Instruções de trabalho
(a) No texto sobre escolas que fogem ao ensino convencional, qual das quatro escolas apresentadas é pública?
(b) Prossiga o texto sobre escolas que adaptam o ensino aos interesses de cada aluno, a partir da última frase apresentada.

Quando os miúdos mandam nas escolas

Beatriz Silva Pinto 20 de outubro de 2018

Há escolas que questionam o sistema e que usam as paixões de cada aluno como porta de entrada para as aprendizagens.

Aprende-se como funciona a natureza e a lidar com a frustração na horta, no meio de curgetes e alfaces. Os manuais de ensino não são obrigatórios. Em muitos casos nem existem. Até se fazem assembleias com direito a comissão especial para gerir os desacatos entre alunos. Resultado: miúdos que não aguentavam ficar sentados durante horas na sala de aulas, agora não reclamam. Conheça quatro exemplos de escolas – três privadas e uma pública (Escola da Ponte) – que fogem ao convencional e adaptam o ensino aos interesses e ao ritmo de cada aluno. O objectivo é travar a rigidez do sistema escolar – e, pelo caminho, até se aprende a subir às árvores.

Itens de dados
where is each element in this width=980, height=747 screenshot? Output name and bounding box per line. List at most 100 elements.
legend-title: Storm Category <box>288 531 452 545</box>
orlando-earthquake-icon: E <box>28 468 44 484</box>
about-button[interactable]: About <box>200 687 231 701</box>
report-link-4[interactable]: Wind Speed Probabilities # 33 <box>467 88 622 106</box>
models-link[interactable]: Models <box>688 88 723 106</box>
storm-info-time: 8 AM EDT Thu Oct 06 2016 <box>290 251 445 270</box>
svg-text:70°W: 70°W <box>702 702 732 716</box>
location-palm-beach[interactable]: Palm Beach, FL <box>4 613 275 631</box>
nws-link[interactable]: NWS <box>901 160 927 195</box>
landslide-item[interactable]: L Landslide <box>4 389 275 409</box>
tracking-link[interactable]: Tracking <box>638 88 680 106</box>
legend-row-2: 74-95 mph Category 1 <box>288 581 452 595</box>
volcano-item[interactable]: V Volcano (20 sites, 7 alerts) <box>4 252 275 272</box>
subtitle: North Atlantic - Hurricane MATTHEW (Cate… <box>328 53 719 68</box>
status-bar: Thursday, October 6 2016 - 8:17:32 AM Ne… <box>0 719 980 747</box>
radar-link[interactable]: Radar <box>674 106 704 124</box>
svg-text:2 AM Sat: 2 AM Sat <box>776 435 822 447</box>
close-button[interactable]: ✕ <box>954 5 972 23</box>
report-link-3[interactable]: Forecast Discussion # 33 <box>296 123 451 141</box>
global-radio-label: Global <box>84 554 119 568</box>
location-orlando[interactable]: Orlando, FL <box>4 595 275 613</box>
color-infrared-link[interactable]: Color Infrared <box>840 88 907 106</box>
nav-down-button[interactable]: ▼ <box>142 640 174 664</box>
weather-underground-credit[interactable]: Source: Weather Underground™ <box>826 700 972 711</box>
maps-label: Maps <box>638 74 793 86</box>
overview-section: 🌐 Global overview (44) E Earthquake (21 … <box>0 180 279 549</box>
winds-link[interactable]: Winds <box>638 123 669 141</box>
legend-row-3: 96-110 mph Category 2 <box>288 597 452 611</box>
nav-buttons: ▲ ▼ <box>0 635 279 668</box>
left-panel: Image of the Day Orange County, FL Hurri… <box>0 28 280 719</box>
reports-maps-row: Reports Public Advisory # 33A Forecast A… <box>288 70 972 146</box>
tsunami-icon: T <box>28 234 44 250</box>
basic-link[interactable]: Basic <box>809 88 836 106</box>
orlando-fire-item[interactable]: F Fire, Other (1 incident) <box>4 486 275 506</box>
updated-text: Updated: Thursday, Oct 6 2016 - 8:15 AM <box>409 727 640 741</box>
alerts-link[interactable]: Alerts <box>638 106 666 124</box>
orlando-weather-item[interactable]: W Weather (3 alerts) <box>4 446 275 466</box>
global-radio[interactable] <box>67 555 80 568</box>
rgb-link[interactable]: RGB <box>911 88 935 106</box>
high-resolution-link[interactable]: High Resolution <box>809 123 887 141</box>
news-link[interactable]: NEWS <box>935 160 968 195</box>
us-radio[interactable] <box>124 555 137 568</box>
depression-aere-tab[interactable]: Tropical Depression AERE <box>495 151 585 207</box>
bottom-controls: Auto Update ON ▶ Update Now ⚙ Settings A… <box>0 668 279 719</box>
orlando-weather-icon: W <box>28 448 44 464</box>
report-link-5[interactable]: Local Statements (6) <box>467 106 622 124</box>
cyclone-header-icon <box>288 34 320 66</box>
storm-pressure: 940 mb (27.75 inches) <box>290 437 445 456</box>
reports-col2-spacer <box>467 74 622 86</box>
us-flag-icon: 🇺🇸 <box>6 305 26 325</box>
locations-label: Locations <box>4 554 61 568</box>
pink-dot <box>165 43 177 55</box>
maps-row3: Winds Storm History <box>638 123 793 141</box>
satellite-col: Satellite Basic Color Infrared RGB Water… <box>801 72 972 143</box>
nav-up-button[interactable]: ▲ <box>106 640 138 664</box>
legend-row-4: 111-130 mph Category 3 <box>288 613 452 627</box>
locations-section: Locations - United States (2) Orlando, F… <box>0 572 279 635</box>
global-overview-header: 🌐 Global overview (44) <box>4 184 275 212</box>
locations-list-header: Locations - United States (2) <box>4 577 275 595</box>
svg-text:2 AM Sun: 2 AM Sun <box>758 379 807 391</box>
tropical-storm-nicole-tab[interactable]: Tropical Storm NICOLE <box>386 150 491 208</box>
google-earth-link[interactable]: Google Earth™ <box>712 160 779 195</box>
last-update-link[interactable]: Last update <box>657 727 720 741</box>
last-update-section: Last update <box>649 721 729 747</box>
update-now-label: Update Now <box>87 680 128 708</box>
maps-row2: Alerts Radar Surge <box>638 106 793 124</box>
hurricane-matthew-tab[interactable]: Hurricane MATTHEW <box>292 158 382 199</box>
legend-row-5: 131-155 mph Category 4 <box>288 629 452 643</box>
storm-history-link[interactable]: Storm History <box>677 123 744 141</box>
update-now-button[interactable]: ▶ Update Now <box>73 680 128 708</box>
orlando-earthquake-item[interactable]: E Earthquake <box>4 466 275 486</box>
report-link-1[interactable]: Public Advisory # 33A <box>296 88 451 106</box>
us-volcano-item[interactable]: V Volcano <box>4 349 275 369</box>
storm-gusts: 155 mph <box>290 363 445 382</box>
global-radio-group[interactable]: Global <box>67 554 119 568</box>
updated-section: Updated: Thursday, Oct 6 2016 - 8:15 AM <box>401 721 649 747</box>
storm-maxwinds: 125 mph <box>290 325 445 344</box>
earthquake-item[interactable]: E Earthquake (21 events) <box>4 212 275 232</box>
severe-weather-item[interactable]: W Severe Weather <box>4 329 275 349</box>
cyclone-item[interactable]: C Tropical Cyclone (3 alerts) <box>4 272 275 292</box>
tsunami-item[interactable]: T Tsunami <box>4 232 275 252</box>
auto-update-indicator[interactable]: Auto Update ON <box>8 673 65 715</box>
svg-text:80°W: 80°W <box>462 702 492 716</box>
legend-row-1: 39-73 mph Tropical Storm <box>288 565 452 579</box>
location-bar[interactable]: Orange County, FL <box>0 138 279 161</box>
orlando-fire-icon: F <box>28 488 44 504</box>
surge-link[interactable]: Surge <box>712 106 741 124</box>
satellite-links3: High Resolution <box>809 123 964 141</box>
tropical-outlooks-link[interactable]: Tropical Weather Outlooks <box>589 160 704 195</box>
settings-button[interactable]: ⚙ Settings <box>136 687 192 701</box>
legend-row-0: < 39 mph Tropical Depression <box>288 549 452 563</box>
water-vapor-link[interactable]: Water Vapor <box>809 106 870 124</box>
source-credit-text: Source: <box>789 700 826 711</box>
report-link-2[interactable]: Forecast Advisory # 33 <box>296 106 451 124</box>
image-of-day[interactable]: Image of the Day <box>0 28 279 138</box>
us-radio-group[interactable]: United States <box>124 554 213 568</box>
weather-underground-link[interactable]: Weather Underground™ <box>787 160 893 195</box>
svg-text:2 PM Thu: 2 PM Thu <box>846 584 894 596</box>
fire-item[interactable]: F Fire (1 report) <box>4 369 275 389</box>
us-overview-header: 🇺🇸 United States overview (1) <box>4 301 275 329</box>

Problemas resolvidos
(a) A Escola da Ponte.

(b)
Expression Alternative International School, Penamacor
Aqui os pais dão aulas

Como é que nasce uma escola internacional de ensino alternativo numa vila de Castelo Branco a cerca de 270 quilómetros de Lisboa ou do Porto? Esta é a história iniciada por Zoe Burgess. A britânica emigrou para Portugal e, descontente com o sistema de ensino, criou uma casa -escola em Penamacor. A ideia fez sucesso entre as dezenas de emigrantes da zona e evoluiu para algo maior. Hoje, a Expression Alternative International School, que abriu no ano passado, acolhe cerca de 30 estudantes de 12 nacionalidades.